**WRITTEN TASK:**
Select lines where the word "Permit" appears.

-- Start --

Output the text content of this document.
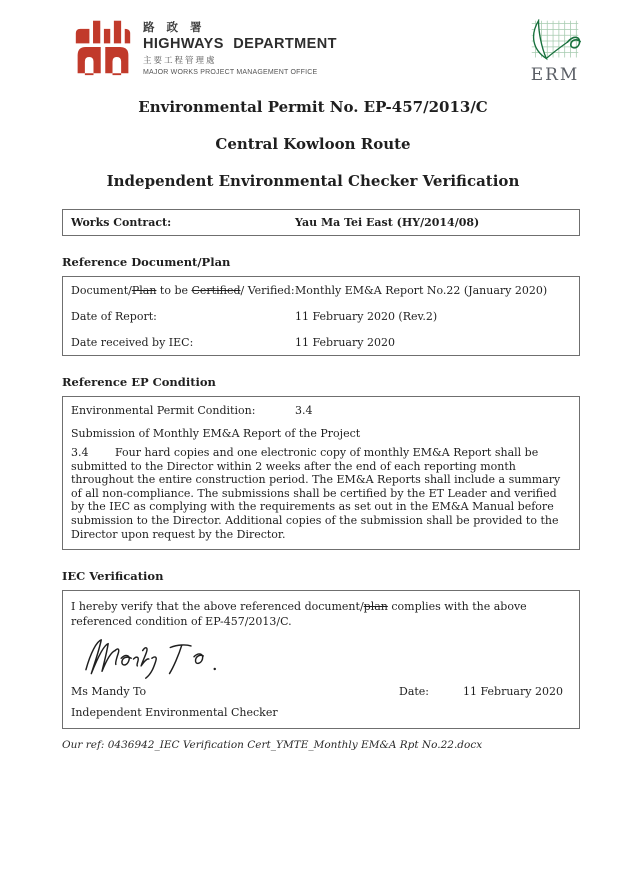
路 政 署
HIGHWAYS DEPARTMENT
主要工程管理處
MAJOR WORKS PROJECT MANAGEMENT OFFICE	ERM
Environmental Permit No. EP-457/2013/C
Central Kowloon Route
Independent Environmental Checker Verification
Works Contract:	Yau Ma Tei East (HY/2014/08)
Reference Document/Plan
Document/Plan to be Certified/ Verified:Monthly EM&A Report No.22 (January 2020)
Date of Report:	11 February 2020 (Rev.2)
Date received by IEC:	11 February 2020
Reference EP Condition
Environmental Permit Condition:	3.4
Submission of Monthly EM&A Report of the Project

3.4 Four hard copies and one electronic copy of monthly EM&A Report shall be submitted to the Director within 2 weeks after the end of each reporting month throughout the entire construction period. The EM&A Reports shall include a summary of all non-compliance. The submissions shall be certified by the ET Leader and verified by the IEC as complying with the requirements as set out in the EM&A Manual before submission to the Director. Additional copies of the submission shall be provided to the Director upon request by the Director.

IEC Verification

I hereby verify that the above referenced document/plan complies with the above referenced condition of EP-457/2013/C.

Ms Mandy To	Date:	11 February 2020
Independent Environmental Checker
Our ref: 0436942_IEC Verification Cert_YMTE_Monthly EM&A Rpt No.22.docx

-- End --

**RIGHT ANSWER:**
Environmental Permit No. EP-457/2013/C
Environmental Permit Condition:	3.4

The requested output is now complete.